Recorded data

╔══

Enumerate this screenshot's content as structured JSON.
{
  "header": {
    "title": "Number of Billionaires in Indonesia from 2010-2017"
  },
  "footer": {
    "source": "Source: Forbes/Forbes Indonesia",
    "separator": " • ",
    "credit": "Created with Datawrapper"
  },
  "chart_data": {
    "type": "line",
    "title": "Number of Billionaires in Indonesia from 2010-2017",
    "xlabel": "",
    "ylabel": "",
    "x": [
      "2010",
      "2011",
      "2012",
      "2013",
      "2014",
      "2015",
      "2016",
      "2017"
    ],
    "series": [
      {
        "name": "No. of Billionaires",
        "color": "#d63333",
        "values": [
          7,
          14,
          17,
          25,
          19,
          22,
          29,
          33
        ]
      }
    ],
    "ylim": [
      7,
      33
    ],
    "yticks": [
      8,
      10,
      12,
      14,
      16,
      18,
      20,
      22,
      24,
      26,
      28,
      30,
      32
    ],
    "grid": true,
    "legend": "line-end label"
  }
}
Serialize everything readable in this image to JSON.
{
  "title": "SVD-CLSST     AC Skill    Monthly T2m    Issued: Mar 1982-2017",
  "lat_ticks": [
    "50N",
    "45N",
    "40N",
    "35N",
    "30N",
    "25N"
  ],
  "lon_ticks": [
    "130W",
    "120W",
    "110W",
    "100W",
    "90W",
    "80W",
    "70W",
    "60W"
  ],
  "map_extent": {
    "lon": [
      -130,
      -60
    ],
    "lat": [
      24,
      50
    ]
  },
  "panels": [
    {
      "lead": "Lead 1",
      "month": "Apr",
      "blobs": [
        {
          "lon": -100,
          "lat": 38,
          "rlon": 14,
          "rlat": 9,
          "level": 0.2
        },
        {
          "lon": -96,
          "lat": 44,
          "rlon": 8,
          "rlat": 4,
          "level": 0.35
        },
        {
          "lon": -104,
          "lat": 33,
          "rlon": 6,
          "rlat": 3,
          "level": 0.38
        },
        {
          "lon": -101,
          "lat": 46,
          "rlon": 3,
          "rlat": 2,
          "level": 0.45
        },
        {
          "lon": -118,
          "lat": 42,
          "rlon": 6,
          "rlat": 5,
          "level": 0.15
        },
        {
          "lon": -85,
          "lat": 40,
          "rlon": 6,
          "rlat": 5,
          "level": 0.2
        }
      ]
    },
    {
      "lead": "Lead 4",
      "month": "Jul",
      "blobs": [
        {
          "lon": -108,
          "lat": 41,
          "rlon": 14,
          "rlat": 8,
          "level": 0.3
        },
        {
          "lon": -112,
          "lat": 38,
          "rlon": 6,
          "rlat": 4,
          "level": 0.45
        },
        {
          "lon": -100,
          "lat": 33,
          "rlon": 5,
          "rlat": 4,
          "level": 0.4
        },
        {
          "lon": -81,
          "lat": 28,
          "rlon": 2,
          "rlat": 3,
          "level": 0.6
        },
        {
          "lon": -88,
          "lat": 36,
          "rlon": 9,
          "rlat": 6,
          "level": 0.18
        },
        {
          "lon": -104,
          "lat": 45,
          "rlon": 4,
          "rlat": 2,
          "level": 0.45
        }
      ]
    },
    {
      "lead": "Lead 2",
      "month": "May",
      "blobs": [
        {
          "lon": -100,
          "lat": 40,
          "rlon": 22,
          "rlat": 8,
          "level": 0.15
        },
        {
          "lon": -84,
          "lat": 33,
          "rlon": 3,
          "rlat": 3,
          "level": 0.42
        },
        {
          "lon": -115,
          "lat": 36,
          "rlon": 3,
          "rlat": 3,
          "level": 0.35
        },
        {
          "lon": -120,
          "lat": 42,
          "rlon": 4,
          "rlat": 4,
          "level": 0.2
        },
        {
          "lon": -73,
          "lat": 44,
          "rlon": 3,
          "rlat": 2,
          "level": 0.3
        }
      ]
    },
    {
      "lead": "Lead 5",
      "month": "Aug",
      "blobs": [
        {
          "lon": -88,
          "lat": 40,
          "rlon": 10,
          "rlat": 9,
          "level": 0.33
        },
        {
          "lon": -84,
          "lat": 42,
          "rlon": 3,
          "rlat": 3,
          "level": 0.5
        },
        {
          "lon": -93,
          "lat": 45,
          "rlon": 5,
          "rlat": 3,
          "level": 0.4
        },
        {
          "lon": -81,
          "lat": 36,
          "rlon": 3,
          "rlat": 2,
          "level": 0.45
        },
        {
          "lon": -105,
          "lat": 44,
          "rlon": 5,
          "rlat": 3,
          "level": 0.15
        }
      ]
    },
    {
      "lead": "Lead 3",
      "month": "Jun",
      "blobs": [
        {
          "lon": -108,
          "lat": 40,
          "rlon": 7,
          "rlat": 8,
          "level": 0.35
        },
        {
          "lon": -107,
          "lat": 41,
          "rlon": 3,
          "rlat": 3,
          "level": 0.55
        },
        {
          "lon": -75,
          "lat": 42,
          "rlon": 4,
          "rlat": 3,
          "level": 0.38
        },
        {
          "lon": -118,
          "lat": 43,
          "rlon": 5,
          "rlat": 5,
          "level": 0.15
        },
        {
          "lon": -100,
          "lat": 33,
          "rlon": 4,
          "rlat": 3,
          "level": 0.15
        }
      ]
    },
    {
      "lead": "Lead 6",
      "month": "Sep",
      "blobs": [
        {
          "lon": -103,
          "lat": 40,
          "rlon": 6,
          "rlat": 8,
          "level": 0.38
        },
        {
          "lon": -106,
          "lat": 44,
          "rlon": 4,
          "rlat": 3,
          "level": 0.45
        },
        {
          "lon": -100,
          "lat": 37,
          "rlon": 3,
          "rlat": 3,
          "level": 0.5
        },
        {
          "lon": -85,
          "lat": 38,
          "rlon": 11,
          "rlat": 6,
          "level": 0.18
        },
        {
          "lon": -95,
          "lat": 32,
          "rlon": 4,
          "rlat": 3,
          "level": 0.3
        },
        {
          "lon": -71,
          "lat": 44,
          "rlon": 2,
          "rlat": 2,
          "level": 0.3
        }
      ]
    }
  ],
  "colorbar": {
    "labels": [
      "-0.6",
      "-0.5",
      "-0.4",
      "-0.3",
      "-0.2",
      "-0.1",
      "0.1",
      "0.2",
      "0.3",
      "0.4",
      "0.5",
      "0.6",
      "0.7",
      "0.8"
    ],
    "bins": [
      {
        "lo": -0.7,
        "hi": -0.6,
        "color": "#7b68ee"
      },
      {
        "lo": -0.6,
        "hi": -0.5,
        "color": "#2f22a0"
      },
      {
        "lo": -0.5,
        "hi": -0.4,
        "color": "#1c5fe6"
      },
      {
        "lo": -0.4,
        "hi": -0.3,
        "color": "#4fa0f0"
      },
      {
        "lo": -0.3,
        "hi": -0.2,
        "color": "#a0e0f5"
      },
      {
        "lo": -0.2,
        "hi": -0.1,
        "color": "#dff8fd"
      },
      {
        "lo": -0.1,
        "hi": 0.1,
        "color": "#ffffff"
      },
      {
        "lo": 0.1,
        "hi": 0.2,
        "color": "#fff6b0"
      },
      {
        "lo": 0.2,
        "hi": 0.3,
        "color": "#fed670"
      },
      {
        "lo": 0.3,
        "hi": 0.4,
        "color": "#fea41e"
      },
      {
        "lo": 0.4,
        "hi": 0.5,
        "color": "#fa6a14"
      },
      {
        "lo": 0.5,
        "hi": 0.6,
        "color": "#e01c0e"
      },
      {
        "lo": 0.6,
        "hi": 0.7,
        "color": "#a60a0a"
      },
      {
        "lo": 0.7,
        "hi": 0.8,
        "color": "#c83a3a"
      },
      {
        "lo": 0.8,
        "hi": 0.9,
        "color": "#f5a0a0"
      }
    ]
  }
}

╚══

Exercise task: Can you reproduce all the material exactly?

Exercise answer:
Enumerate this screenshot's content as structured JSON.
{
  "header": {
    "title": "Number of Billionaires in Indonesia from 2010-2017"
  },
  "footer": {
    "source": "Source: Forbes/Forbes Indonesia",
    "separator": " • ",
    "credit": "Created with Datawrapper"
  },
  "chart_data": {
    "type": "line",
    "title": "Number of Billionaires in Indonesia from 2010-2017",
    "xlabel": "",
    "ylabel": "",
    "x": [
      "2010",
      "2011",
      "2012",
      "2013",
      "2014",
      "2015",
      "2016",
      "2017"
    ],
    "series": [
      {
        "name": "No. of Billionaires",
        "color": "#d63333",
        "values": [
          7,
          14,
          17,
          25,
          19,
          22,
          29,
          33
        ]
      }
    ],
    "ylim": [
      7,
      33
    ],
    "yticks": [
      8,
      10,
      12,
      14,
      16,
      18,
      20,
      22,
      24,
      26,
      28,
      30,
      32
    ],
    "grid": true,
    "legend": "line-end label"
  }
}
Serialize everything readable in this image to JSON.
{
  "title": "SVD-CLSST     AC Skill    Monthly T2m    Issued: Mar 1982-2017",
  "lat_ticks": [
    "50N",
    "45N",
    "40N",
    "35N",
    "30N",
    "25N"
  ],
  "lon_ticks": [
    "130W",
    "120W",
    "110W",
    "100W",
    "90W",
    "80W",
    "70W",
    "60W"
  ],
  "map_extent": {
    "lon": [
      -130,
      -60
    ],
    "lat": [
      24,
      50
    ]
  },
  "panels": [
    {
      "lead": "Lead 1",
      "month": "Apr",
      "blobs": [
        {
          "lon": -100,
          "lat": 38,
          "rlon": 14,
          "rlat": 9,
          "level": 0.2
        },
        {
          "lon": -96,
          "lat": 44,
          "rlon": 8,
          "rlat": 4,
          "level": 0.35
        },
        {
          "lon": -104,
          "lat": 33,
          "rlon": 6,
          "rlat": 3,
          "level": 0.38
        },
        {
          "lon": -101,
          "lat": 46,
          "rlon": 3,
          "rlat": 2,
          "level": 0.45
        },
        {
          "lon": -118,
          "lat": 42,
          "rlon": 6,
          "rlat": 5,
          "level": 0.15
        },
        {
          "lon": -85,
          "lat": 40,
          "rlon": 6,
          "rlat": 5,
          "level": 0.2
        }
      ]
    },
    {
      "lead": "Lead 4",
      "month": "Jul",
      "blobs": [
        {
          "lon": -108,
          "lat": 41,
          "rlon": 14,
          "rlat": 8,
          "level": 0.3
        },
        {
          "lon": -112,
          "lat": 38,
          "rlon": 6,
          "rlat": 4,
          "level": 0.45
        },
        {
          "lon": -100,
          "lat": 33,
          "rlon": 5,
          "rlat": 4,
          "level": 0.4
        },
        {
          "lon": -81,
          "lat": 28,
          "rlon": 2,
          "rlat": 3,
          "level": 0.6
        },
        {
          "lon": -88,
          "lat": 36,
          "rlon": 9,
          "rlat": 6,
          "level": 0.18
        },
        {
          "lon": -104,
          "lat": 45,
          "rlon": 4,
          "rlat": 2,
          "level": 0.45
        }
      ]
    },
    {
      "lead": "Lead 2",
      "month": "May",
      "blobs": [
        {
          "lon": -100,
          "lat": 40,
          "rlon": 22,
          "rlat": 8,
          "level": 0.15
        },
        {
          "lon": -84,
          "lat": 33,
          "rlon": 3,
          "rlat": 3,
          "level": 0.42
        },
        {
          "lon": -115,
          "lat": 36,
          "rlon": 3,
          "rlat": 3,
          "level": 0.35
        },
        {
          "lon": -120,
          "lat": 42,
          "rlon": 4,
          "rlat": 4,
          "level": 0.2
        },
        {
          "lon": -73,
          "lat": 44,
          "rlon": 3,
          "rlat": 2,
          "level": 0.3
        }
      ]
    },
    {
      "lead": "Lead 5",
      "month": "Aug",
      "blobs": [
        {
          "lon": -88,
          "lat": 40,
          "rlon": 10,
          "rlat": 9,
          "level": 0.33
        },
        {
          "lon": -84,
          "lat": 42,
          "rlon": 3,
          "rlat": 3,
          "level": 0.5
        },
        {
          "lon": -93,
          "lat": 45,
          "rlon": 5,
          "rlat": 3,
          "level": 0.4
        },
        {
          "lon": -81,
          "lat": 36,
          "rlon": 3,
          "rlat": 2,
          "level": 0.45
        },
        {
          "lon": -105,
          "lat": 44,
          "rlon": 5,
          "rlat": 3,
          "level": 0.15
        }
      ]
    },
    {
      "lead": "Lead 3",
      "month": "Jun",
      "blobs": [
        {
          "lon": -108,
          "lat": 40,
          "rlon": 7,
          "rlat": 8,
          "level": 0.35
        },
        {
          "lon": -107,
          "lat": 41,
          "rlon": 3,
          "rlat": 3,
          "level": 0.55
        },
        {
          "lon": -75,
          "lat": 42,
          "rlon": 4,
          "rlat": 3,
          "level": 0.38
        },
        {
          "lon": -118,
          "lat": 43,
          "rlon": 5,
          "rlat": 5,
          "level": 0.15
        },
        {
          "lon": -100,
          "lat": 33,
          "rlon": 4,
          "rlat": 3,
          "level": 0.15
        }
      ]
    },
    {
      "lead": "Lead 6",
      "month": "Sep",
      "blobs": [
        {
          "lon": -103,
          "lat": 40,
          "rlon": 6,
          "rlat": 8,
          "level": 0.38
        },
        {
          "lon": -106,
          "lat": 44,
          "rlon": 4,
          "rlat": 3,
          "level": 0.45
        },
        {
          "lon": -100,
          "lat": 37,
          "rlon": 3,
          "rlat": 3,
          "level": 0.5
        },
        {
          "lon": -85,
          "lat": 38,
          "rlon": 11,
          "rlat": 6,
          "level": 0.18
        },
        {
          "lon": -95,
          "lat": 32,
          "rlon": 4,
          "rlat": 3,
          "level": 0.3
        },
        {
          "lon": -71,
          "lat": 44,
          "rlon": 2,
          "rlat": 2,
          "level": 0.3
        }
      ]
    }
  ],
  "colorbar": {
    "labels": [
      "-0.6",
      "-0.5",
      "-0.4",
      "-0.3",
      "-0.2",
      "-0.1",
      "0.1",
      "0.2",
      "0.3",
      "0.4",
      "0.5",
      "0.6",
      "0.7",
      "0.8"
    ],
    "bins": [
      {
        "lo": -0.7,
        "hi": -0.6,
        "color": "#7b68ee"
      },
      {
        "lo": -0.6,
        "hi": -0.5,
        "color": "#2f22a0"
      },
      {
        "lo": -0.5,
        "hi": -0.4,
        "color": "#1c5fe6"
      },
      {
        "lo": -0.4,
        "hi": -0.3,
        "color": "#4fa0f0"
      },
      {
        "lo": -0.3,
        "hi": -0.2,
        "color": "#a0e0f5"
      },
      {
        "lo": -0.2,
        "hi": -0.1,
        "color": "#dff8fd"
      },
      {
        "lo": -0.1,
        "hi": 0.1,
        "color": "#ffffff"
      },
      {
        "lo": 0.1,
        "hi": 0.2,
        "color": "#fff6b0"
      },
      {
        "lo": 0.2,
        "hi": 0.3,
        "color": "#fed670"
      },
      {
        "lo": 0.3,
        "hi": 0.4,
        "color": "#fea41e"
      },
      {
        "lo": 0.4,
        "hi": 0.5,
        "color": "#fa6a14"
      },
      {
        "lo": 0.5,
        "hi": 0.6,
        "color": "#e01c0e"
      },
      {
        "lo": 0.6,
        "hi": 0.7,
        "color": "#a60a0a"
      },
      {
        "lo": 0.7,
        "hi": 0.8,
        "color": "#c83a3a"
      },
      {
        "lo": 0.8,
        "hi": 0.9,
        "color": "#f5a0a0"
      }
    ]
  }
}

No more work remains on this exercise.